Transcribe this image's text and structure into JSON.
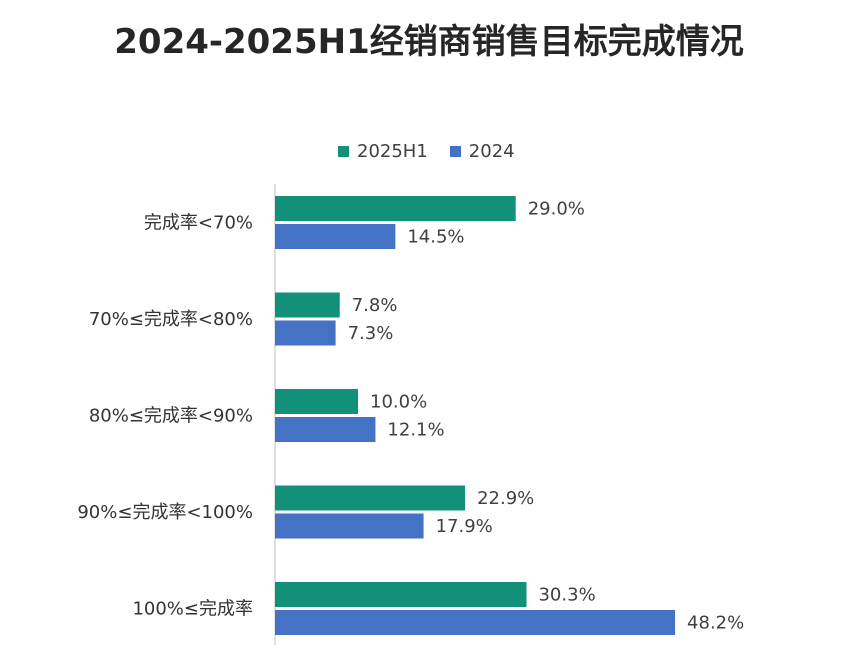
{
  "colors": {
    "series_2025H1": "#12907a",
    "series_2024": "#4472c4",
    "axis": "#bfbfbf"
  },
  "chart_data": {
    "type": "bar",
    "orientation": "horizontal",
    "title": "2024-2025H1经销商销售目标完成情况",
    "categories": [
      "完成率<70%",
      "70%≤完成率<80%",
      "80%≤完成率<90%",
      "90%≤完成率<100%",
      "100%≤完成率"
    ],
    "series": [
      {
        "name": "2025H1",
        "values": [
          29.0,
          7.8,
          10.0,
          22.9,
          30.3
        ],
        "labels": [
          "29.0%",
          "7.8%",
          "10.0%",
          "22.9%",
          "30.3%"
        ]
      },
      {
        "name": "2024",
        "values": [
          14.5,
          7.3,
          12.1,
          17.9,
          48.2
        ],
        "labels": [
          "14.5%",
          "7.3%",
          "12.1%",
          "17.9%",
          "48.2%"
        ]
      }
    ],
    "legend_position": "top",
    "grid": false,
    "value_unit": "%"
  }
}
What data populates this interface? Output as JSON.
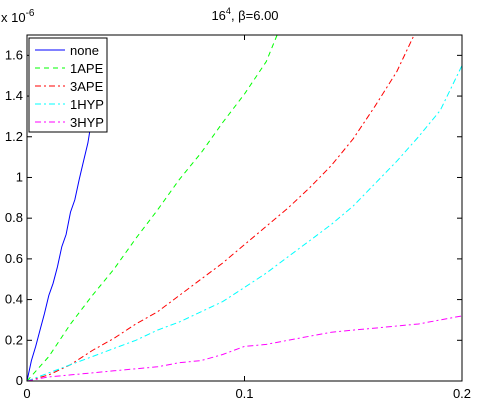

○ ○ ○ ○ ○ ○ ○

EXERCISE TASK →
Leave the pictures out and output the rest of the listing exactly.

EXERCISE ANSWER →
Transcribe this image's text and structure into JSON.
{
  "colors": {
    "series_2025H1": "#12907a",
    "series_2024": "#4472c4",
    "axis": "#bfbfbf"
  },
  "chart_data": {
    "type": "bar",
    "orientation": "horizontal",
    "title": "2024-2025H1经销商销售目标完成情况",
    "categories": [
      "完成率<70%",
      "70%≤完成率<80%",
      "80%≤完成率<90%",
      "90%≤完成率<100%",
      "100%≤完成率"
    ],
    "series": [
      {
        "name": "2025H1",
        "values": [
          29.0,
          7.8,
          10.0,
          22.9,
          30.3
        ],
        "labels": [
          "29.0%",
          "7.8%",
          "10.0%",
          "22.9%",
          "30.3%"
        ]
      },
      {
        "name": "2024",
        "values": [
          14.5,
          7.3,
          12.1,
          17.9,
          48.2
        ],
        "labels": [
          "14.5%",
          "7.3%",
          "12.1%",
          "17.9%",
          "48.2%"
        ]
      }
    ],
    "legend_position": "top",
    "grid": false,
    "value_unit": "%"
  }
}
What data populates this interface? Output as JSON.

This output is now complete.